▸ **Input**:
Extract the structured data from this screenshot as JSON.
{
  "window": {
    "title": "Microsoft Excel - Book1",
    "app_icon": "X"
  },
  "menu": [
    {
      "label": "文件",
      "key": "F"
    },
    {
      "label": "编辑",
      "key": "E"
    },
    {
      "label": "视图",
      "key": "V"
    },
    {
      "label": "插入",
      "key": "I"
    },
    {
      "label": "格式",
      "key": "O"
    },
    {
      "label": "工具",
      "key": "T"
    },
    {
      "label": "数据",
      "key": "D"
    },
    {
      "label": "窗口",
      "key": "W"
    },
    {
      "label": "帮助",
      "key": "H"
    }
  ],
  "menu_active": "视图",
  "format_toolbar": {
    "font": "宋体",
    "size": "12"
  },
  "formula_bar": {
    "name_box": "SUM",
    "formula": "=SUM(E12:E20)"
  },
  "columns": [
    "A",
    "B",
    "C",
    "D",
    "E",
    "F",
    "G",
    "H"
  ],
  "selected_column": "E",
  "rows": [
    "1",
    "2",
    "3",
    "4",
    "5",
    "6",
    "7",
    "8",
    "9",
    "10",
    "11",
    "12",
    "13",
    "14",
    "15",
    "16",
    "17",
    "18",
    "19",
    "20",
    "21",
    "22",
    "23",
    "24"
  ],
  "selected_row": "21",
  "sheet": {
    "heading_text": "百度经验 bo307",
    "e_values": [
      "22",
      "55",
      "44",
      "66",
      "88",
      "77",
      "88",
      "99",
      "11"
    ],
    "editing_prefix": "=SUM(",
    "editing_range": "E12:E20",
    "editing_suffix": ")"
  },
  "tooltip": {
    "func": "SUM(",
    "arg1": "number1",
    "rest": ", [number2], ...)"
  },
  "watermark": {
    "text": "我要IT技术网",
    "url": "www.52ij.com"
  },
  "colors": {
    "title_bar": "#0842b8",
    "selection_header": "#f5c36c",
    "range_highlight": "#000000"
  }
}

▸ **Goal**: Please repeat the material above, word for word and in full.

▸ **Task answer**:
Extract the structured data from this screenshot as JSON.
{
  "window": {
    "title": "Microsoft Excel - Book1",
    "app_icon": "X"
  },
  "menu": [
    {
      "label": "文件",
      "key": "F"
    },
    {
      "label": "编辑",
      "key": "E"
    },
    {
      "label": "视图",
      "key": "V"
    },
    {
      "label": "插入",
      "key": "I"
    },
    {
      "label": "格式",
      "key": "O"
    },
    {
      "label": "工具",
      "key": "T"
    },
    {
      "label": "数据",
      "key": "D"
    },
    {
      "label": "窗口",
      "key": "W"
    },
    {
      "label": "帮助",
      "key": "H"
    }
  ],
  "menu_active": "视图",
  "format_toolbar": {
    "font": "宋体",
    "size": "12"
  },
  "formula_bar": {
    "name_box": "SUM",
    "formula": "=SUM(E12:E20)"
  },
  "columns": [
    "A",
    "B",
    "C",
    "D",
    "E",
    "F",
    "G",
    "H"
  ],
  "selected_column": "E",
  "rows": [
    "1",
    "2",
    "3",
    "4",
    "5",
    "6",
    "7",
    "8",
    "9",
    "10",
    "11",
    "12",
    "13",
    "14",
    "15",
    "16",
    "17",
    "18",
    "19",
    "20",
    "21",
    "22",
    "23",
    "24"
  ],
  "selected_row": "21",
  "sheet": {
    "heading_text": "百度经验 bo307",
    "e_values": [
      "22",
      "55",
      "44",
      "66",
      "88",
      "77",
      "88",
      "99",
      "11"
    ],
    "editing_prefix": "=SUM(",
    "editing_range": "E12:E20",
    "editing_suffix": ")"
  },
  "tooltip": {
    "func": "SUM(",
    "arg1": "number1",
    "rest": ", [number2], ...)"
  },
  "watermark": {
    "text": "我要IT技术网",
    "url": "www.52ij.com"
  },
  "colors": {
    "title_bar": "#0842b8",
    "selection_header": "#f5c36c",
    "range_highlight": "#000000"
  }
}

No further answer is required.